··· Material for the task ···
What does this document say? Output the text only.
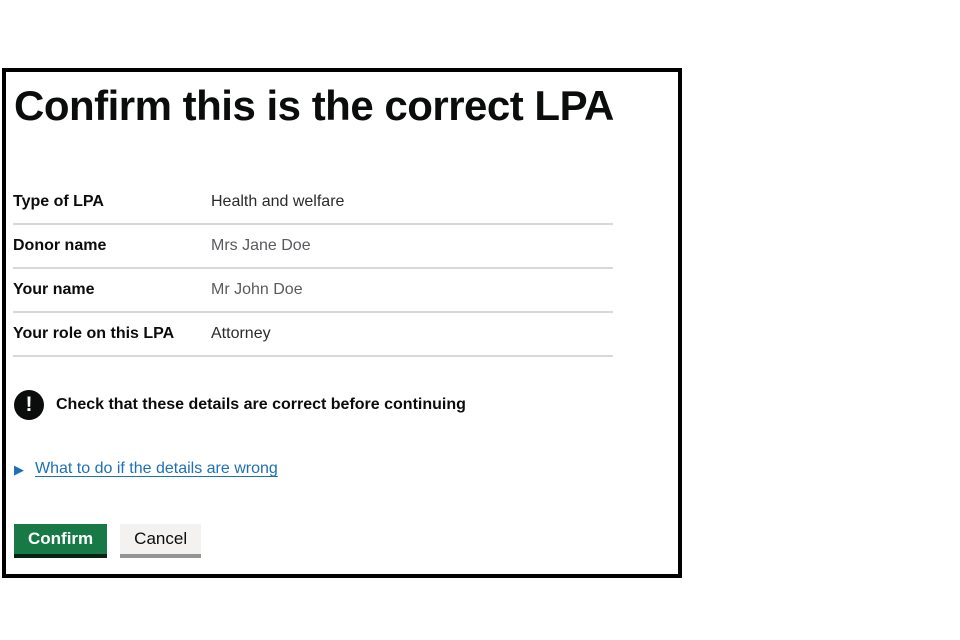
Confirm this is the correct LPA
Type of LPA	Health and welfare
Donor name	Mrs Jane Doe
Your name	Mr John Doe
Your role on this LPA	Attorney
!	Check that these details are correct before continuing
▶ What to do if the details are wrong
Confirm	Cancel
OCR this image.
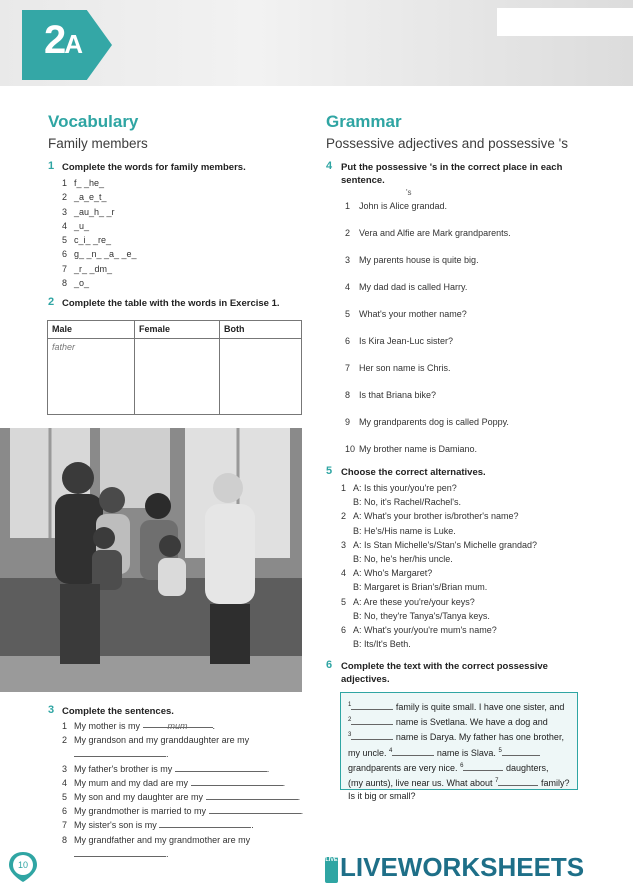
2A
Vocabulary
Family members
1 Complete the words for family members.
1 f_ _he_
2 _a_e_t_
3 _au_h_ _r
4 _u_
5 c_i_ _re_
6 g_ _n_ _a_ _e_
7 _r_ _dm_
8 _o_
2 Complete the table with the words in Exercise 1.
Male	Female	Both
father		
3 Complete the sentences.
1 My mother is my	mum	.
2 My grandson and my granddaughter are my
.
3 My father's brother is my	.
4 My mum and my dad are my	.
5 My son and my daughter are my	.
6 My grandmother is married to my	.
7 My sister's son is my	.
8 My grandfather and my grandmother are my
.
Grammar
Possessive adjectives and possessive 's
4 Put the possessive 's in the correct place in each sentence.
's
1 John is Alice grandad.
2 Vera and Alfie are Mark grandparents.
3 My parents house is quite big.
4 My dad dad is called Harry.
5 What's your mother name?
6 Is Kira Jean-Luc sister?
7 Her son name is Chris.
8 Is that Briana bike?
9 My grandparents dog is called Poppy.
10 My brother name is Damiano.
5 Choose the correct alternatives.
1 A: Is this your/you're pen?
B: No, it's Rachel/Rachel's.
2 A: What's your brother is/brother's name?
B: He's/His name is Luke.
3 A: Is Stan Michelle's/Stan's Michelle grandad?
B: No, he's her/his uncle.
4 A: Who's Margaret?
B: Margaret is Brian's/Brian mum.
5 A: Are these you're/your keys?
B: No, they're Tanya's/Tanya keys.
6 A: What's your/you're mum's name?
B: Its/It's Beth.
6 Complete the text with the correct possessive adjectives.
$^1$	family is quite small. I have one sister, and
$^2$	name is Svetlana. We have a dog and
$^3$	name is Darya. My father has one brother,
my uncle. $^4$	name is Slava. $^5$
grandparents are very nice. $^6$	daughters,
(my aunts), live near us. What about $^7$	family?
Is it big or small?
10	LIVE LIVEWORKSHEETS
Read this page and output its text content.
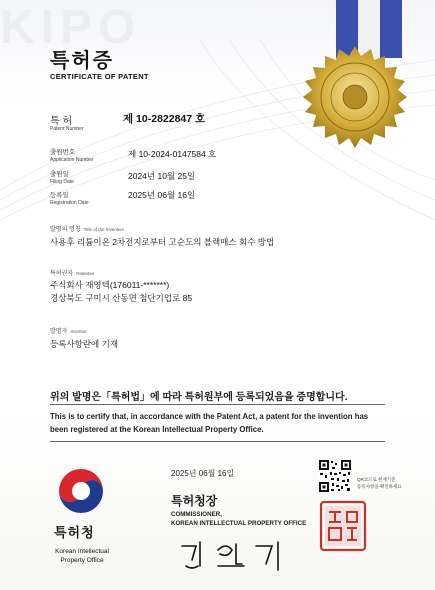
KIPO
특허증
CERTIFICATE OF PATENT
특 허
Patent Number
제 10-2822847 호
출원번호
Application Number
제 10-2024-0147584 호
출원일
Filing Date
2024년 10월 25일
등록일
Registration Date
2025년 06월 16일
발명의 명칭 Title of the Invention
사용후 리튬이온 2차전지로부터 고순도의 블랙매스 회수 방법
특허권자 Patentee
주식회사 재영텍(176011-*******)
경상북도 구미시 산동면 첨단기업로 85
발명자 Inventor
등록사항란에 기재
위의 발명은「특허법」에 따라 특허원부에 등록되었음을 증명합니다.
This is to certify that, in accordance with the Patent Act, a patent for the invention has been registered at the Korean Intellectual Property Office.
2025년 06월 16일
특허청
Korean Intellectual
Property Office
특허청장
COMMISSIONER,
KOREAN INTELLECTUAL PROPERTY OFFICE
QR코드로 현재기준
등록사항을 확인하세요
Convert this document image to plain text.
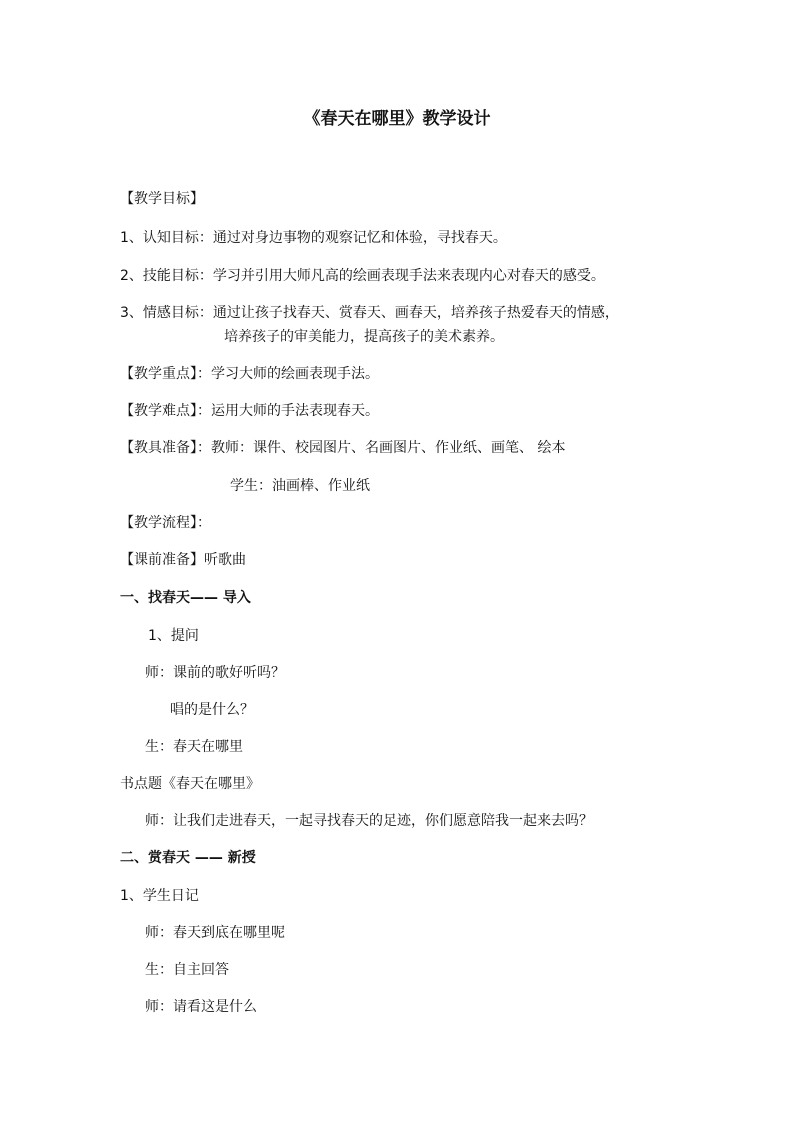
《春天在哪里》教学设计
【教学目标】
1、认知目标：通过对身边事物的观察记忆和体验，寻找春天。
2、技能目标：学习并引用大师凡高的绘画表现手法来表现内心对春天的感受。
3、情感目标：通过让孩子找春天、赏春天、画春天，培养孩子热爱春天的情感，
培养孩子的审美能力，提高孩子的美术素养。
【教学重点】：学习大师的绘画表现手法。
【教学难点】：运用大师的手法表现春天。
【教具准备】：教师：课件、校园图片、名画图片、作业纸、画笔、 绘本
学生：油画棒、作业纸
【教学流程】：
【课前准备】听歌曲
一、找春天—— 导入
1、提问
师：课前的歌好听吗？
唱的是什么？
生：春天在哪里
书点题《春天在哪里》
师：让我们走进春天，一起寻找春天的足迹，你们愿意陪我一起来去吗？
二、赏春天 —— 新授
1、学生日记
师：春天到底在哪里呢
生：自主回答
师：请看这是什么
···
- Short exercise
Take the line that contains "Convert this document image to plain text." and all lines after it to the end of the material above, and copy them verbatim without any images.

- Exercise answer
Convert this document image to plain text.
《春天在哪里》教学设计
【教学目标】
1、认知目标：通过对身边事物的观察记忆和体验，寻找春天。
2、技能目标：学习并引用大师凡高的绘画表现手法来表现内心对春天的感受。
3、情感目标：通过让孩子找春天、赏春天、画春天，培养孩子热爱春天的情感，
培养孩子的审美能力，提高孩子的美术素养。
【教学重点】：学习大师的绘画表现手法。
【教学难点】：运用大师的手法表现春天。
【教具准备】：教师：课件、校园图片、名画图片、作业纸、画笔、 绘本
学生：油画棒、作业纸
【教学流程】：
【课前准备】听歌曲
一、找春天—— 导入
1、提问
师：课前的歌好听吗？
唱的是什么？
生：春天在哪里
书点题《春天在哪里》
师：让我们走进春天，一起寻找春天的足迹，你们愿意陪我一起来去吗？
二、赏春天 —— 新授
1、学生日记
师：春天到底在哪里呢
生：自主回答
师：请看这是什么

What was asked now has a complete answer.